WHAT THIS TASK INVOLVES - Skip every image and restate the data word for word.

Saved entries -
+++

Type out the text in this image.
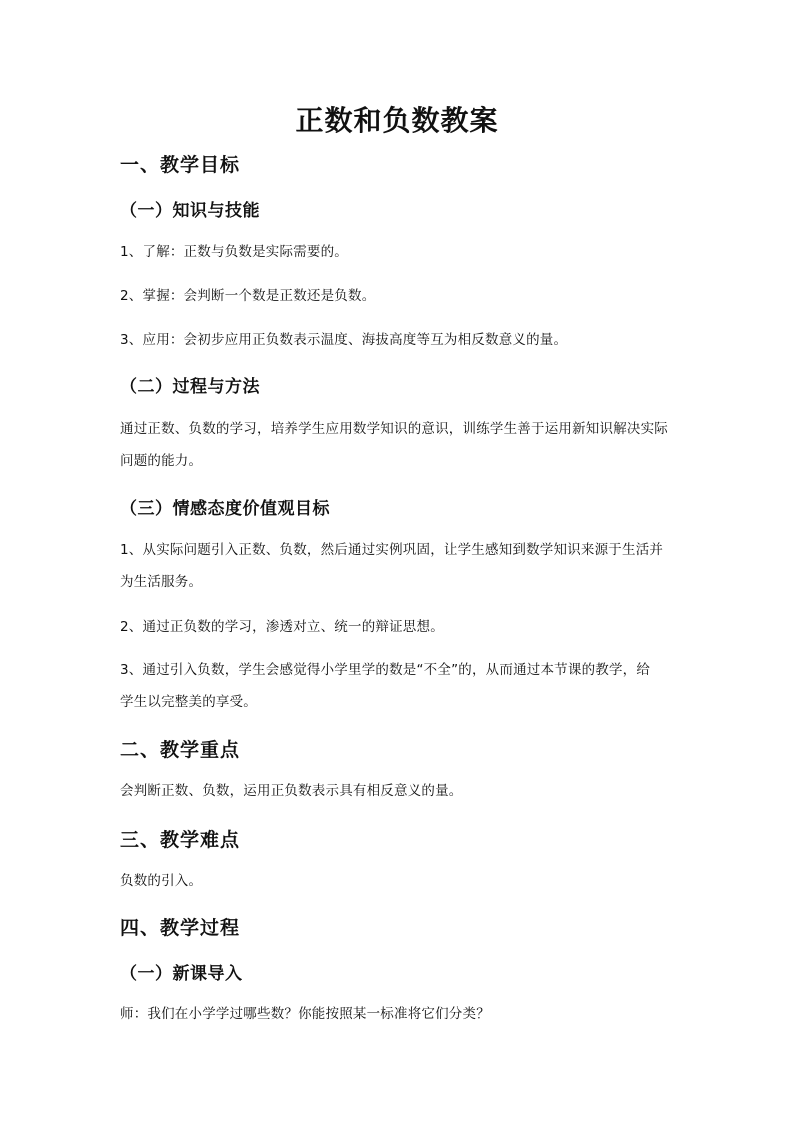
正数和负数教案
一、教学目标
（一）知识与技能
1、了解：正数与负数是实际需要的。
2、掌握：会判断一个数是正数还是负数。
3、应用：会初步应用正负数表示温度、海拔高度等互为相反数意义的量。
（二）过程与方法
通过正数、负数的学习，培养学生应用数学知识的意识，训练学生善于运用新知识解决实际
问题的能力。
（三）情感态度价值观目标
1、从实际问题引入正数、负数，然后通过实例巩固，让学生感知到数学知识来源于生活并
为生活服务。
2、通过正负数的学习，渗透对立、统一的辩证思想。
3、通过引入负数，学生会感觉得小学里学的数是“不全”的，从而通过本节课的教学，给
学生以完整美的享受。
二、教学重点
会判断正数、负数，运用正负数表示具有相反意义的量。
三、教学难点
负数的引入。
四、教学过程
（一）新课导入
师：我们在小学学过哪些数？你能按照某一标准将它们分类？
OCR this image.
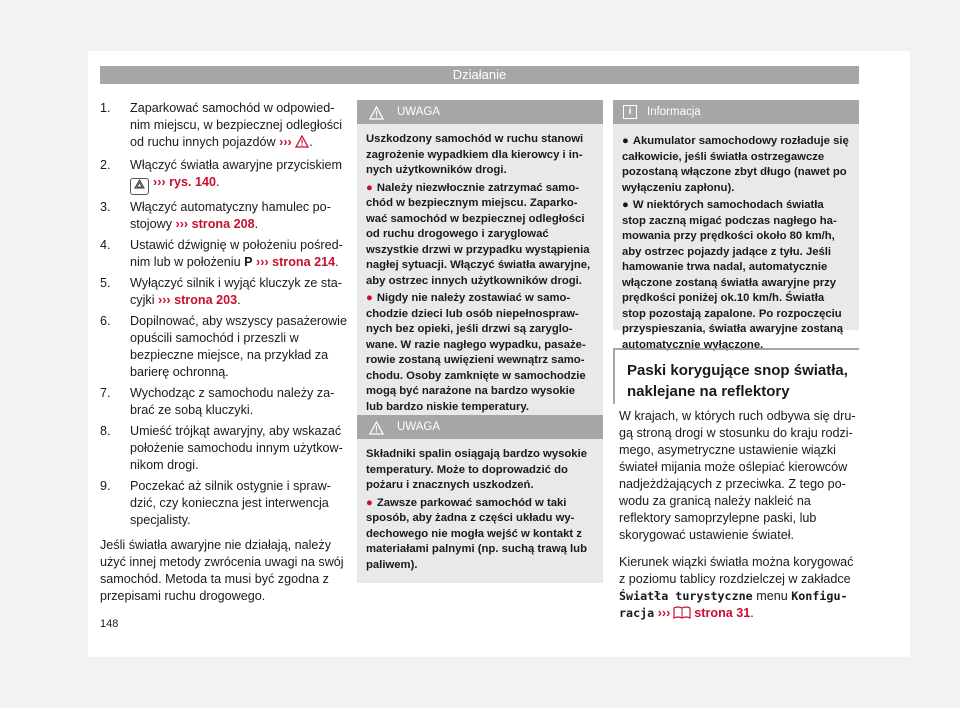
Działanie
1. Zaparkować samochód w odpowiednim miejscu, w bezpiecznej odległości od ruchu innych pojazdów ››› .
2. Włączyć światła awaryjne przyciskiem
››› rys. 140.
3. Włączyć automatyczny hamulec postojowy ››› strona 208.
4. Ustawić dźwignię w położeniu pośrednim lub w położeniu P ››› strona 214.
5. Wyłączyć silnik i wyjąć kluczyk ze stacyjki ››› strona 203.
6. Dopilnować, aby wszyscy pasażerowie opuścili samochód i przeszli w bezpieczne miejsce, na przykład za barierę ochronną.
7. Wychodząc z samochodu należy zabrać ze sobą kluczyki.
8. Umieść trójkąt awaryjny, aby wskazać położenie samochodu innym użytkownikom drogi.
9. Poczekać aż silnik ostygnie i sprawdzić, czy konieczna jest interwencja specjalisty.
Jeśli światła awaryjne nie działają, należy użyć innej metody zwrócenia uwagi na swój samochód. Metoda ta musi być zgodna z przepisami ruchu drogowego.
UWAGA
Uszkodzony samochód w ruchu stanowi zagrożenie wypadkiem dla kierowcy i innych użytkowników drogi.
● Należy niezwłocznie zatrzymać samochód w bezpiecznym miejscu. Zaparkować samochód w bezpiecznej odległości od ruchu drogowego i zaryglować wszystkie drzwi w przypadku wystąpienia nagłej sytuacji. Włączyć światła awaryjne, aby ostrzec innych użytkowników drogi.
● Nigdy nie należy zostawiać w samochodzie dzieci lub osób niepełnosprawnych bez opieki, jeśli drzwi są zaryglowane. W razie nagłego wypadku, pasażerowie zostaną uwięzieni wewnątrz samochodu. Osoby zamknięte w samochodzie mogą być narażone na bardzo wysokie lub bardzo niskie temperatury.
UWAGA
Składniki spalin osiągają bardzo wysokie temperatury. Może to doprowadzić do pożaru i znacznych uszkodzeń.
● Zawsze parkować samochód w taki sposób, aby żadna z części układu wydechowego nie mogła wejść w kontakt z materiałami palnymi (np. suchą trawą lub paliwem).
i	Informacja
● Akumulator samochodowy rozładuje się całkowicie, jeśli światła ostrzegawcze pozostaną włączone zbyt długo (nawet po wyłączeniu zapłonu).
● W niektórych samochodach światła stop zaczną migać podczas nagłego hamowania przy prędkości około 80 km/h, aby ostrzec pojazdy jadące z tyłu. Jeśli hamowanie trwa nadal, automatycznie włączone zostaną światła awaryjne przy prędkości poniżej ok.10 km/h. Światła stop pozostają zapalone. Po rozpoczęciu przyspieszania, światła awaryjne zostaną automatycznie wyłączone.
Paski korygujące snop światła, naklejane na reflektory

W krajach, w których ruch odbywa się drugą stroną drogi w stosunku do kraju rodzimego, asymetryczne ustawienie wiązki świateł mijania może oślepiać kierowców nadjeżdżających z przeciwka. Z tego powodu za granicą należy nakleić na reflektory samoprzylepne paski, lub skorygować ustawienie świateł.

Kierunek wiązki światła można korygować z poziomu tablicy rozdzielczej w zakładce Światła turystyczne menu Konfiguracja ››› strona 31.

148
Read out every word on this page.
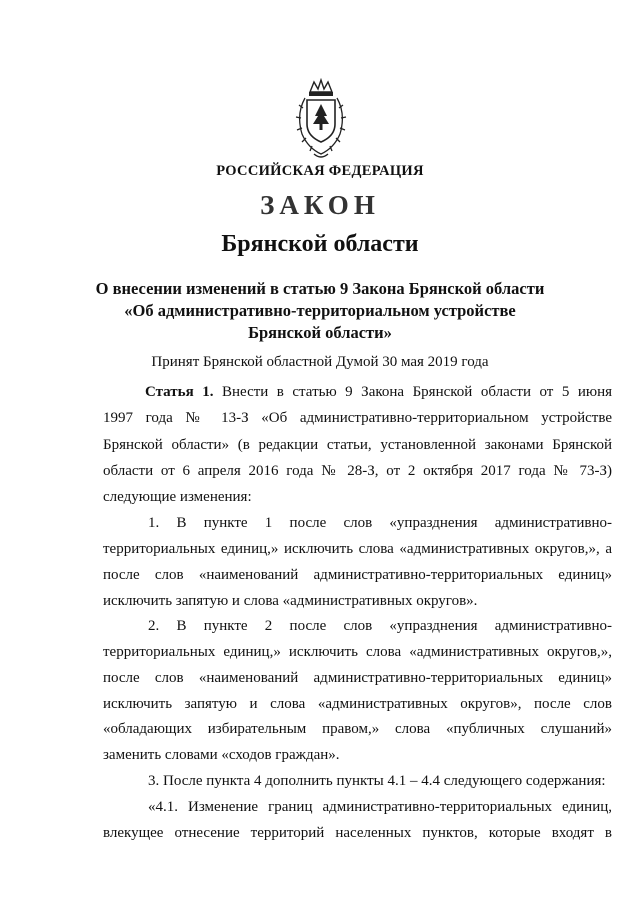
РОССИЙСКАЯ ФЕДЕРАЦИЯ
ЗАКОН
Брянской области
О внесении изменений в статью 9 Закона Брянской области
«Об административно-территориальном устройстве
Брянской области»
Принят Брянской областной Думой 30 мая 2019 года
Статья 1. Внести в статью 9 Закона Брянской области от 5 июня
1997 года № 13-З «Об административно-территориальном устройстве
Брянской области» (в редакции статьи, установленной законами Брянской
области от 6 апреля 2016 года № 28-З, от 2 октября 2017 года № 73-З)
следующие изменения:
1. В пункте 1 после слов «упразднения административно-
территориальных единиц,» исключить слова «административных округов,», а
после слов «наименований административно-территориальных единиц»
исключить запятую и слова «административных округов».
2. В пункте 2 после слов «упразднения административно-
территориальных единиц,» исключить слова «административных округов,»,
после слов «наименований административно-территориальных единиц»
исключить запятую и слова «административных округов», после слов
«обладающих избирательным правом,» слова «публичных слушаний»
заменить словами «сходов граждан».
3. После пункта 4 дополнить пункты 4.1 – 4.4 следующего содержания:
«4.1. Изменение границ административно-территориальных единиц,
влекущее отнесение территорий населенных пунктов, которые входят в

+++

WRITTEN SOLUTION -
Type out the text in this image.
正数和负数教案
一、教学目标
（一）知识与技能
1、了解：正数与负数是实际需要的。
2、掌握：会判断一个数是正数还是负数。
3、应用：会初步应用正负数表示温度、海拔高度等互为相反数意义的量。
（二）过程与方法
通过正数、负数的学习，培养学生应用数学知识的意识，训练学生善于运用新知识解决实际
问题的能力。
（三）情感态度价值观目标
1、从实际问题引入正数、负数，然后通过实例巩固，让学生感知到数学知识来源于生活并
为生活服务。
2、通过正负数的学习，渗透对立、统一的辩证思想。
3、通过引入负数，学生会感觉得小学里学的数是“不全”的，从而通过本节课的教学，给
学生以完整美的享受。
二、教学重点
会判断正数、负数，运用正负数表示具有相反意义的量。
三、教学难点
负数的引入。
四、教学过程
（一）新课导入
师：我们在小学学过哪些数？你能按照某一标准将它们分类？
OCR this image.
Działanie
1. Zaparkować samochód w odpowiednim miejscu, w bezpiecznej odległości od ruchu innych pojazdów ››› .
2. Włączyć światła awaryjne przyciskiem
››› rys. 140.
3. Włączyć automatyczny hamulec postojowy ››› strona 208.
4. Ustawić dźwignię w położeniu pośrednim lub w położeniu P ››› strona 214.
5. Wyłączyć silnik i wyjąć kluczyk ze stacyjki ››› strona 203.
6. Dopilnować, aby wszyscy pasażerowie opuścili samochód i przeszli w bezpieczne miejsce, na przykład za barierę ochronną.
7. Wychodząc z samochodu należy zabrać ze sobą kluczyki.
8. Umieść trójkąt awaryjny, aby wskazać położenie samochodu innym użytkownikom drogi.
9. Poczekać aż silnik ostygnie i sprawdzić, czy konieczna jest interwencja specjalisty.
Jeśli światła awaryjne nie działają, należy użyć innej metody zwrócenia uwagi na swój samochód. Metoda ta musi być zgodna z przepisami ruchu drogowego.
UWAGA
Uszkodzony samochód w ruchu stanowi zagrożenie wypadkiem dla kierowcy i innych użytkowników drogi.
● Należy niezwłocznie zatrzymać samochód w bezpiecznym miejscu. Zaparkować samochód w bezpiecznej odległości od ruchu drogowego i zaryglować wszystkie drzwi w przypadku wystąpienia nagłej sytuacji. Włączyć światła awaryjne, aby ostrzec innych użytkowników drogi.
● Nigdy nie należy zostawiać w samochodzie dzieci lub osób niepełnosprawnych bez opieki, jeśli drzwi są zaryglowane. W razie nagłego wypadku, pasażerowie zostaną uwięzieni wewnątrz samochodu. Osoby zamknięte w samochodzie mogą być narażone na bardzo wysokie lub bardzo niskie temperatury.
UWAGA
Składniki spalin osiągają bardzo wysokie temperatury. Może to doprowadzić do pożaru i znacznych uszkodzeń.
● Zawsze parkować samochód w taki sposób, aby żadna z części układu wydechowego nie mogła wejść w kontakt z materiałami palnymi (np. suchą trawą lub paliwem).
i	Informacja
● Akumulator samochodowy rozładuje się całkowicie, jeśli światła ostrzegawcze pozostaną włączone zbyt długo (nawet po wyłączeniu zapłonu).
● W niektórych samochodach światła stop zaczną migać podczas nagłego hamowania przy prędkości około 80 km/h, aby ostrzec pojazdy jadące z tyłu. Jeśli hamowanie trwa nadal, automatycznie włączone zostaną światła awaryjne przy prędkości poniżej ok.10 km/h. Światła stop pozostają zapalone. Po rozpoczęciu przyspieszania, światła awaryjne zostaną automatycznie wyłączone.
Paski korygujące snop światła, naklejane na reflektory

W krajach, w których ruch odbywa się drugą stroną drogi w stosunku do kraju rodzimego, asymetryczne ustawienie wiązki świateł mijania może oślepiać kierowców nadjeżdżających z przeciwka. Z tego powodu za granicą należy nakleić na reflektory samoprzylepne paski, lub skorygować ustawienie świateł.

Kierunek wiązki światła można korygować z poziomu tablicy rozdzielczej w zakładce Światła turystyczne menu Konfiguracja ››› strona 31.

148
Read out every word on this page.
РОССИЙСКАЯ ФЕДЕРАЦИЯ
ЗАКОН
Брянской области
О внесении изменений в статью 9 Закона Брянской области
«Об административно-территориальном устройстве
Брянской области»
Принят Брянской областной Думой 30 мая 2019 года
Статья 1. Внести в статью 9 Закона Брянской области от 5 июня
1997 года № 13-З «Об административно-территориальном устройстве
Брянской области» (в редакции статьи, установленной законами Брянской
области от 6 апреля 2016 года № 28-З, от 2 октября 2017 года № 73-З)
следующие изменения:
1. В пункте 1 после слов «упразднения административно-
территориальных единиц,» исключить слова «административных округов,», а
после слов «наименований административно-территориальных единиц»
исключить запятую и слова «административных округов».
2. В пункте 2 после слов «упразднения административно-
территориальных единиц,» исключить слова «административных округов,»,
после слов «наименований административно-территориальных единиц»
исключить запятую и слова «административных округов», после слов
«обладающих избирательным правом,» слова «публичных слушаний»
заменить словами «сходов граждан».
3. После пункта 4 дополнить пункты 4.1 – 4.4 следующего содержания:
«4.1. Изменение границ административно-территориальных единиц,
влекущее отнесение территорий населенных пунктов, которые входят в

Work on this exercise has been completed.